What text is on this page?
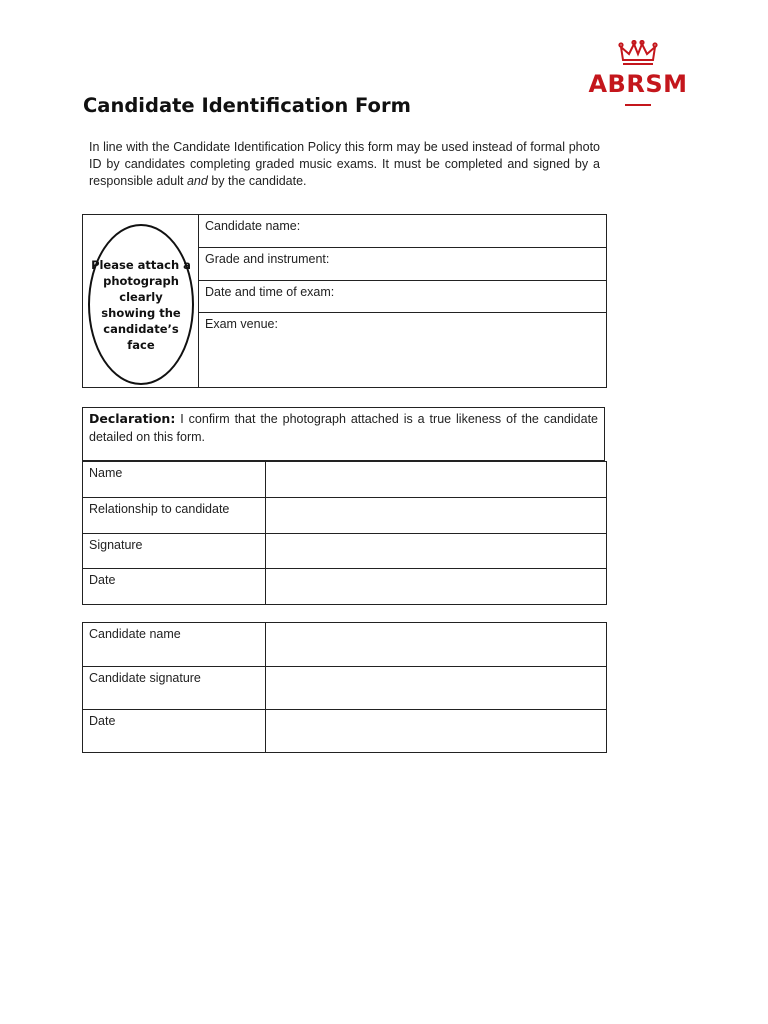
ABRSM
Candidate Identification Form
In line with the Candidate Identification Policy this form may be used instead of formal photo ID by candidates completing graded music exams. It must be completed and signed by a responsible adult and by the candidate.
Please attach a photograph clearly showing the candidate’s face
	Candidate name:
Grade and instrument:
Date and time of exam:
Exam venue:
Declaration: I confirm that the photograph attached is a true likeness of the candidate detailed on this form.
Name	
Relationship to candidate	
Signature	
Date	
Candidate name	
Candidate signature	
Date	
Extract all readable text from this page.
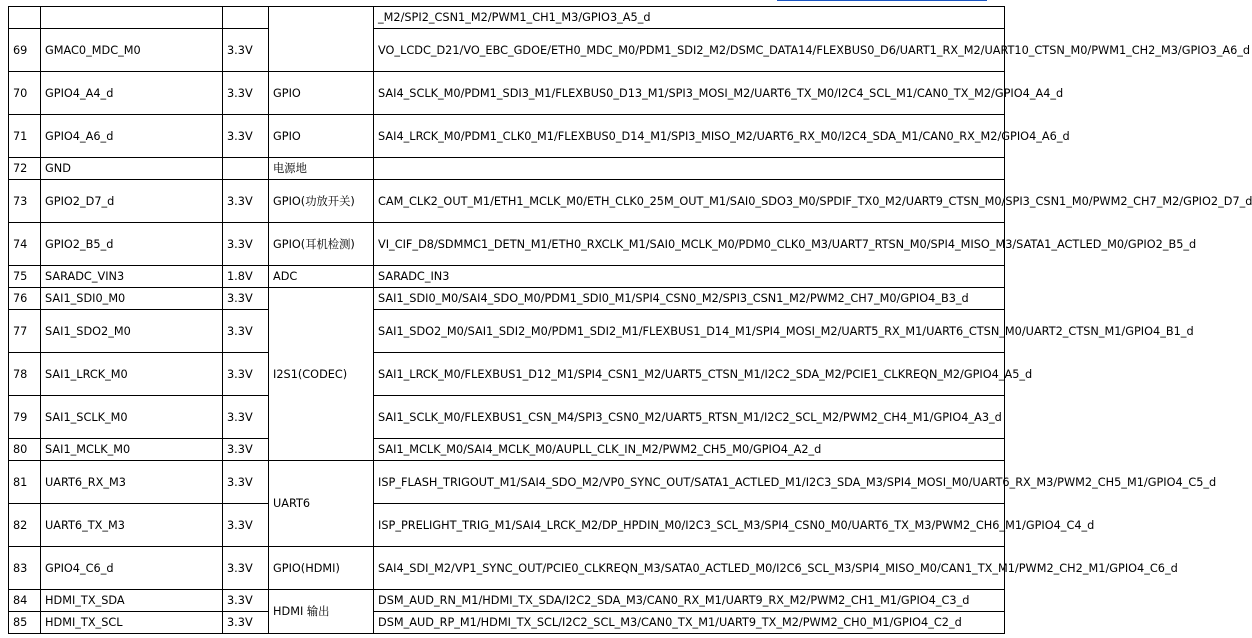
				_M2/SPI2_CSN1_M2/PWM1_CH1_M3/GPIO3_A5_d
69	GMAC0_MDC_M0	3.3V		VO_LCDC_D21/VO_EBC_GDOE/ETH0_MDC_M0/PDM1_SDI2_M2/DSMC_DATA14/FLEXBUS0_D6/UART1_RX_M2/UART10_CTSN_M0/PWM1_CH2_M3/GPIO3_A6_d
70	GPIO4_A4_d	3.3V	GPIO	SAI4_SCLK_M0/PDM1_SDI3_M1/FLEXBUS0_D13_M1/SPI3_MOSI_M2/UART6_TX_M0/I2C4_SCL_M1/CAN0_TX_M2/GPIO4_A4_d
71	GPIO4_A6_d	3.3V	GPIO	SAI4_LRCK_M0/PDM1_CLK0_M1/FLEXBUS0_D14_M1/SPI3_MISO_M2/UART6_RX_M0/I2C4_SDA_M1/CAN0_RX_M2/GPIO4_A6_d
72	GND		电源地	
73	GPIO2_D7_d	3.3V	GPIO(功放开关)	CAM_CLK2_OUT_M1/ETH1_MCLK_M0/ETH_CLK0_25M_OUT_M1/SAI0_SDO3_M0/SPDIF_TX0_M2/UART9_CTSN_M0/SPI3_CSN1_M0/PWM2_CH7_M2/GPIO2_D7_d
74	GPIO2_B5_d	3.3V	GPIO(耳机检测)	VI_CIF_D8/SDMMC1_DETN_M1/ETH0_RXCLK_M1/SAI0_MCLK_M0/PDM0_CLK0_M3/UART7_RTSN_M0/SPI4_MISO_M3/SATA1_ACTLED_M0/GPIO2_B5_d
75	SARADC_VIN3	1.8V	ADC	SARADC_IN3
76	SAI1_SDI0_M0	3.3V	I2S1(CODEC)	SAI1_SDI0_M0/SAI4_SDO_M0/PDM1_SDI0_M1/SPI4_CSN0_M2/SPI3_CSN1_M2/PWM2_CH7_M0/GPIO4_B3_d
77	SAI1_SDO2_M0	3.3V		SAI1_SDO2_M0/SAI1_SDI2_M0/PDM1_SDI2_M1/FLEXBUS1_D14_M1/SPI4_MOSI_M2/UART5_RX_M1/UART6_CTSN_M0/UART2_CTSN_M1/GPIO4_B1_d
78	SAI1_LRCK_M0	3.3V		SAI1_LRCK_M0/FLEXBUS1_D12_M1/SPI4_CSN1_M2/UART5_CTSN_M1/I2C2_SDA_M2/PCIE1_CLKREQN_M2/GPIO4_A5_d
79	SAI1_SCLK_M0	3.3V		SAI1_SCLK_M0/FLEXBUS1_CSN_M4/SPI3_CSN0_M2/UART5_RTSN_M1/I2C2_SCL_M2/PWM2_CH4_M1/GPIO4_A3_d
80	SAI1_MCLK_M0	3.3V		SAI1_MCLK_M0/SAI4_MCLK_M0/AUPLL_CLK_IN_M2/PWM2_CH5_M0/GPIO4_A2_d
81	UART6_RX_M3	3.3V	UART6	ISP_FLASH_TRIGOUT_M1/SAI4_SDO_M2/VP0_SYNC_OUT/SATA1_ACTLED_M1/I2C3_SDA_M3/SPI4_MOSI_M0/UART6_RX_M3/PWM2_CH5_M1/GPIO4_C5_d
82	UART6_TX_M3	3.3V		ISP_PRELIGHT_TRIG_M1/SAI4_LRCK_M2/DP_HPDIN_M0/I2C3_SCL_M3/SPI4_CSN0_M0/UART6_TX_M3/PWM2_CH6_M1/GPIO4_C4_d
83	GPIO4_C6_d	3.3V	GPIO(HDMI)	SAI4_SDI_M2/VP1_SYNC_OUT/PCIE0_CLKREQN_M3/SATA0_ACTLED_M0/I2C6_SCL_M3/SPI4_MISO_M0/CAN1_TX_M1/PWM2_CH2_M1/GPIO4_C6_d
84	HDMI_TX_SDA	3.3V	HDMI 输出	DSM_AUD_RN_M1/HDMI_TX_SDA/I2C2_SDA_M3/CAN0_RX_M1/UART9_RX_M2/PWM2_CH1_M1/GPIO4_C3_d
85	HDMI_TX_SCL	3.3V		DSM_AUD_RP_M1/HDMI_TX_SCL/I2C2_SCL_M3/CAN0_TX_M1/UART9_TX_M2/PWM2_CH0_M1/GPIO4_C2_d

+++++

Directions for this task
Repeat the data exactly, without the pictures.

Correct result
What text is on this page?
ABRSM
Candidate Identification Form
In line with the Candidate Identification Policy this form may be used instead of formal photo ID by candidates completing graded music exams. It must be completed and signed by a responsible adult and by the candidate.
Please attach a photograph clearly showing the candidate’s face
	Candidate name:
Grade and instrument:
Date and time of exam:
Exam venue:
Declaration: I confirm that the photograph attached is a true likeness of the candidate detailed on this form.
Name	
Relationship to candidate	
Signature	
Date	
Candidate name	
Candidate signature	
Date	
Extract all readable text from this page.
				_M2/SPI2_CSN1_M2/PWM1_CH1_M3/GPIO3_A5_d
69	GMAC0_MDC_M0	3.3V		VO_LCDC_D21/VO_EBC_GDOE/ETH0_MDC_M0/PDM1_SDI2_M2/DSMC_DATA14/FLEXBUS0_D6/UART1_RX_M2/UART10_CTSN_M0/PWM1_CH2_M3/GPIO3_A6_d
70	GPIO4_A4_d	3.3V	GPIO	SAI4_SCLK_M0/PDM1_SDI3_M1/FLEXBUS0_D13_M1/SPI3_MOSI_M2/UART6_TX_M0/I2C4_SCL_M1/CAN0_TX_M2/GPIO4_A4_d
71	GPIO4_A6_d	3.3V	GPIO	SAI4_LRCK_M0/PDM1_CLK0_M1/FLEXBUS0_D14_M1/SPI3_MISO_M2/UART6_RX_M0/I2C4_SDA_M1/CAN0_RX_M2/GPIO4_A6_d
72	GND		电源地	
73	GPIO2_D7_d	3.3V	GPIO(功放开关)	CAM_CLK2_OUT_M1/ETH1_MCLK_M0/ETH_CLK0_25M_OUT_M1/SAI0_SDO3_M0/SPDIF_TX0_M2/UART9_CTSN_M0/SPI3_CSN1_M0/PWM2_CH7_M2/GPIO2_D7_d
74	GPIO2_B5_d	3.3V	GPIO(耳机检测)	VI_CIF_D8/SDMMC1_DETN_M1/ETH0_RXCLK_M1/SAI0_MCLK_M0/PDM0_CLK0_M3/UART7_RTSN_M0/SPI4_MISO_M3/SATA1_ACTLED_M0/GPIO2_B5_d
75	SARADC_VIN3	1.8V	ADC	SARADC_IN3
76	SAI1_SDI0_M0	3.3V	I2S1(CODEC)	SAI1_SDI0_M0/SAI4_SDO_M0/PDM1_SDI0_M1/SPI4_CSN0_M2/SPI3_CSN1_M2/PWM2_CH7_M0/GPIO4_B3_d
77	SAI1_SDO2_M0	3.3V		SAI1_SDO2_M0/SAI1_SDI2_M0/PDM1_SDI2_M1/FLEXBUS1_D14_M1/SPI4_MOSI_M2/UART5_RX_M1/UART6_CTSN_M0/UART2_CTSN_M1/GPIO4_B1_d
78	SAI1_LRCK_M0	3.3V		SAI1_LRCK_M0/FLEXBUS1_D12_M1/SPI4_CSN1_M2/UART5_CTSN_M1/I2C2_SDA_M2/PCIE1_CLKREQN_M2/GPIO4_A5_d
79	SAI1_SCLK_M0	3.3V		SAI1_SCLK_M0/FLEXBUS1_CSN_M4/SPI3_CSN0_M2/UART5_RTSN_M1/I2C2_SCL_M2/PWM2_CH4_M1/GPIO4_A3_d
80	SAI1_MCLK_M0	3.3V		SAI1_MCLK_M0/SAI4_MCLK_M0/AUPLL_CLK_IN_M2/PWM2_CH5_M0/GPIO4_A2_d
81	UART6_RX_M3	3.3V	UART6	ISP_FLASH_TRIGOUT_M1/SAI4_SDO_M2/VP0_SYNC_OUT/SATA1_ACTLED_M1/I2C3_SDA_M3/SPI4_MOSI_M0/UART6_RX_M3/PWM2_CH5_M1/GPIO4_C5_d
82	UART6_TX_M3	3.3V		ISP_PRELIGHT_TRIG_M1/SAI4_LRCK_M2/DP_HPDIN_M0/I2C3_SCL_M3/SPI4_CSN0_M0/UART6_TX_M3/PWM2_CH6_M1/GPIO4_C4_d
83	GPIO4_C6_d	3.3V	GPIO(HDMI)	SAI4_SDI_M2/VP1_SYNC_OUT/PCIE0_CLKREQN_M3/SATA0_ACTLED_M0/I2C6_SCL_M3/SPI4_MISO_M0/CAN1_TX_M1/PWM2_CH2_M1/GPIO4_C6_d
84	HDMI_TX_SDA	3.3V	HDMI 输出	DSM_AUD_RN_M1/HDMI_TX_SDA/I2C2_SDA_M3/CAN0_RX_M1/UART9_RX_M2/PWM2_CH1_M1/GPIO4_C3_d
85	HDMI_TX_SCL	3.3V		DSM_AUD_RP_M1/HDMI_TX_SCL/I2C2_SCL_M3/CAN0_TX_M1/UART9_TX_M2/PWM2_CH0_M1/GPIO4_C2_d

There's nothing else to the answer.